» DIRECTIONS FOR THIS TASK
Each line of the material holding the word "section" must be identified and copied.

» RECORDS SUPPLIED

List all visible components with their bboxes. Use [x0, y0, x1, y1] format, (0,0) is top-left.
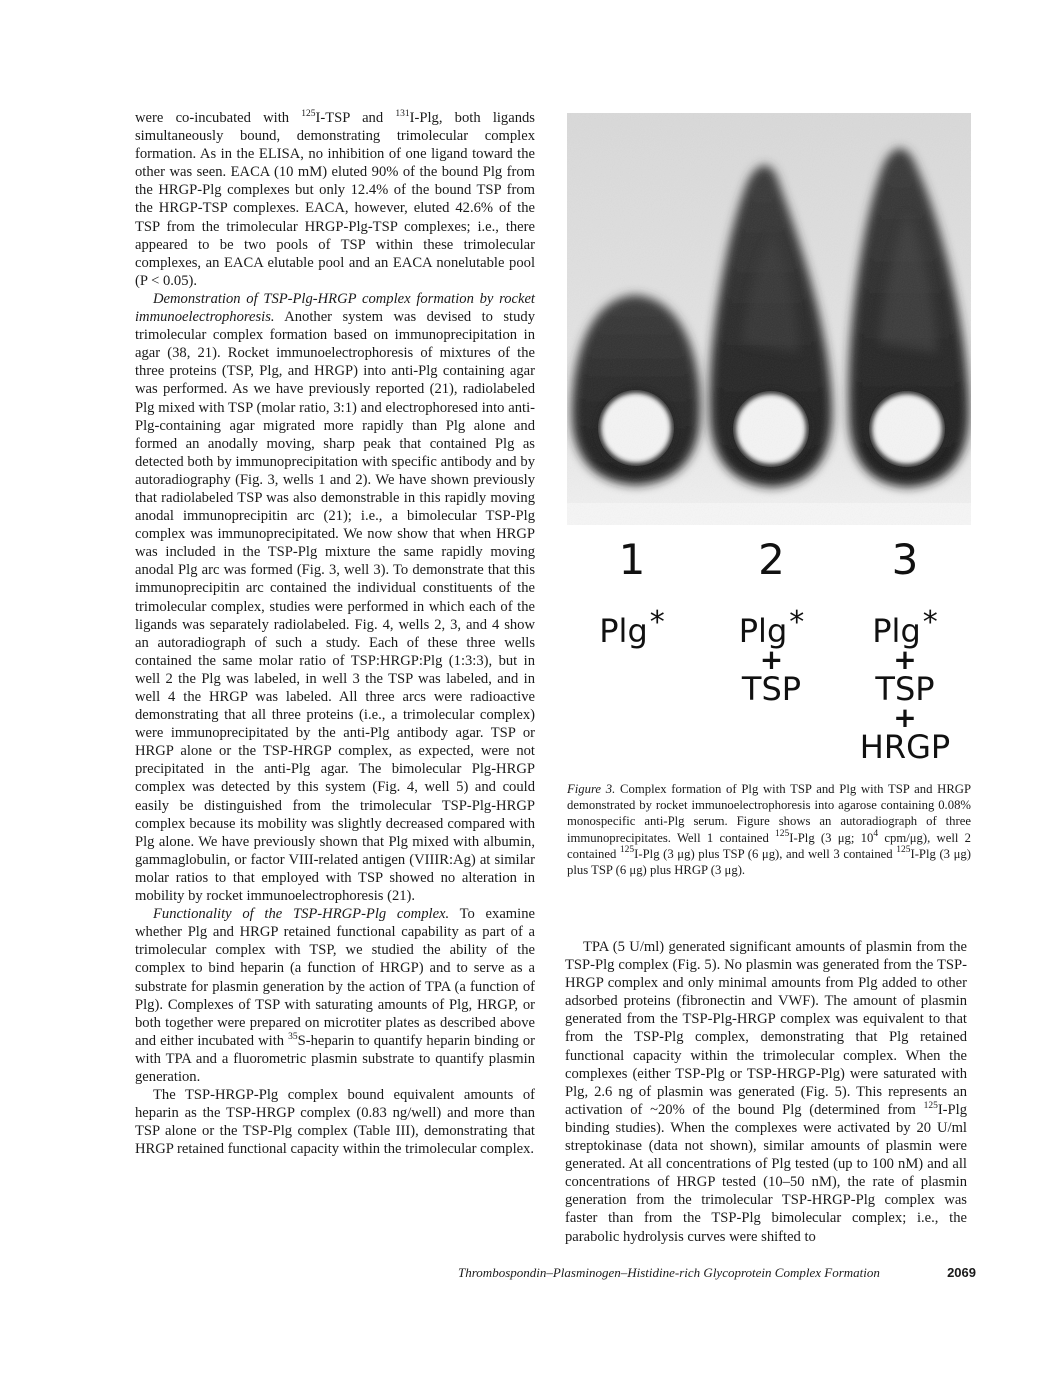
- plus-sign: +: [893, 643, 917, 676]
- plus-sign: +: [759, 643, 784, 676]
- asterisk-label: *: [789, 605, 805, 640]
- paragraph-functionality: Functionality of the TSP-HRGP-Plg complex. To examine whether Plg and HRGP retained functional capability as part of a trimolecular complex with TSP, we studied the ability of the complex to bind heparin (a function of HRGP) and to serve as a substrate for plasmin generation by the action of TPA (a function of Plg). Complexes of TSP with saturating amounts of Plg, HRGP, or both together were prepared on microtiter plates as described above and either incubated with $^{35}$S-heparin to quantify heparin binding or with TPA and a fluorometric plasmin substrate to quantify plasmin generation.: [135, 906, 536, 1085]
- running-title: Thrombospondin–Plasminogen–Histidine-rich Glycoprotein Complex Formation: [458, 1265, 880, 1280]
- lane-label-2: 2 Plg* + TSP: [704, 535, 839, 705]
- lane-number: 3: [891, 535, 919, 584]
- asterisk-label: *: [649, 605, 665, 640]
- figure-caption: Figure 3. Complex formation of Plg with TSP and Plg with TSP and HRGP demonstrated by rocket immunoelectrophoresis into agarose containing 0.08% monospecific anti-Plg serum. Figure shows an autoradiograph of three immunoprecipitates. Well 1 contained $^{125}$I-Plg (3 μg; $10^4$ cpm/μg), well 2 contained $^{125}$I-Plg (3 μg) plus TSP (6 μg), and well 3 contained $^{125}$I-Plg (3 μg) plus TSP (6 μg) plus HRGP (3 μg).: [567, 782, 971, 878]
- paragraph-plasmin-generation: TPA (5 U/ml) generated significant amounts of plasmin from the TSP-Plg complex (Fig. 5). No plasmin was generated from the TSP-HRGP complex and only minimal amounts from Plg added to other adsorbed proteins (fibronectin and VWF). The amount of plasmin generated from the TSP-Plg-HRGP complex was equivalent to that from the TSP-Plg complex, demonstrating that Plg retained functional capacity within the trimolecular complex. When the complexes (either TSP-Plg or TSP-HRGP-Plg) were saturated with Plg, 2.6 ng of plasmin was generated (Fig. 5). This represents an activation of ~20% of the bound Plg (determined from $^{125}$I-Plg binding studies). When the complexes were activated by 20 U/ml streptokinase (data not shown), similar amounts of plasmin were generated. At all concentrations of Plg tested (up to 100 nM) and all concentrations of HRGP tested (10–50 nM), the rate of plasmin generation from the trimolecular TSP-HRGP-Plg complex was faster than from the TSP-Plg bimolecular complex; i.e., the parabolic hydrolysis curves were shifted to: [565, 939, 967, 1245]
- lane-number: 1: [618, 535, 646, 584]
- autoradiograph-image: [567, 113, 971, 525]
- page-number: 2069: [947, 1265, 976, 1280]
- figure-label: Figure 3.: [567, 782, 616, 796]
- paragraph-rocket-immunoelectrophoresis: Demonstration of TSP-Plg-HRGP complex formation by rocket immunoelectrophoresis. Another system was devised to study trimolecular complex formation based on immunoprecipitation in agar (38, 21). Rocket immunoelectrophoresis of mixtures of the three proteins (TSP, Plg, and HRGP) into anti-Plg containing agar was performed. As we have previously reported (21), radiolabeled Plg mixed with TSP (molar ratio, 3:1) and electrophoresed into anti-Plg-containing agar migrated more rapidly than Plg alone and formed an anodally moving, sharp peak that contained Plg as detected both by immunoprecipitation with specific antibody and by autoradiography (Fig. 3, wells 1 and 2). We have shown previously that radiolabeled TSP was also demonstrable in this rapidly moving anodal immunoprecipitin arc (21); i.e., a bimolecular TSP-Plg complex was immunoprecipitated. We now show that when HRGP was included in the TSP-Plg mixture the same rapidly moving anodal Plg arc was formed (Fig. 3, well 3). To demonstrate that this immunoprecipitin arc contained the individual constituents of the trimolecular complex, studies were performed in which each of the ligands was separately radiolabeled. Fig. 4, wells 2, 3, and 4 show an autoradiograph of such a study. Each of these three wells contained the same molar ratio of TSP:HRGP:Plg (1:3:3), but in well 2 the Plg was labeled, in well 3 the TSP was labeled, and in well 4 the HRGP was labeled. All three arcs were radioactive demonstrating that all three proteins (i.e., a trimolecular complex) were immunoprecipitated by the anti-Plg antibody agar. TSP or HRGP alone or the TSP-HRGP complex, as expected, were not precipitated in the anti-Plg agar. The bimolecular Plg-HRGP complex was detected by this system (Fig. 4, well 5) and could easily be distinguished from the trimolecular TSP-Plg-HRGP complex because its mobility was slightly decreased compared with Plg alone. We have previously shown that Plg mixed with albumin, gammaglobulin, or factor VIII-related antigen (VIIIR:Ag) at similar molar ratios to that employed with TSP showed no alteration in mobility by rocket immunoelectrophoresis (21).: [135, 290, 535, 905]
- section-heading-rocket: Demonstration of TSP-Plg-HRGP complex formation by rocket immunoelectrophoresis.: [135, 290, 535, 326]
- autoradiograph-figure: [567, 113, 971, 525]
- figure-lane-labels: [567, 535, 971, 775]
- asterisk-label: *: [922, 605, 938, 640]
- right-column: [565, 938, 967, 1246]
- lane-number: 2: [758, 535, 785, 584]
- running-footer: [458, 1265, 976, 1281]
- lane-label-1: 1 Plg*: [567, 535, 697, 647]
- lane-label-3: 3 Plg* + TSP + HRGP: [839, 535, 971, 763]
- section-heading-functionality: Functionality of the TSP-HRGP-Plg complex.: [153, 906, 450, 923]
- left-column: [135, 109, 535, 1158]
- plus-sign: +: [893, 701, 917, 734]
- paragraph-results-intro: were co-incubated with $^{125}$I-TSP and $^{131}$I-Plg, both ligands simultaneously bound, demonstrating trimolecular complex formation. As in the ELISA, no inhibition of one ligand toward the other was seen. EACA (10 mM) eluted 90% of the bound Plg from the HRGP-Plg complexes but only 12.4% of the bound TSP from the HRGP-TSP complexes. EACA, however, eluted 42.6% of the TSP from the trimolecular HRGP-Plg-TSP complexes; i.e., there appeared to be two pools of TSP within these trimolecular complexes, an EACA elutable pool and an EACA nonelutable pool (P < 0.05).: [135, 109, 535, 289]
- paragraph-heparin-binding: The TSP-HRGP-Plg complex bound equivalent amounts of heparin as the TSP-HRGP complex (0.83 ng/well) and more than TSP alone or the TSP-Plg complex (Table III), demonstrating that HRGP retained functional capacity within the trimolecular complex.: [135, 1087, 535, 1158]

» OUTPUT OF THE EXERCISE
- section-heading-rocket: Demonstration of TSP-Plg-HRGP complex formation by rocket immunoelectrophoresis.: [135, 290, 535, 326]
- section-heading-functionality: Functionality of the TSP-HRGP-Plg complex.: [153, 906, 450, 923]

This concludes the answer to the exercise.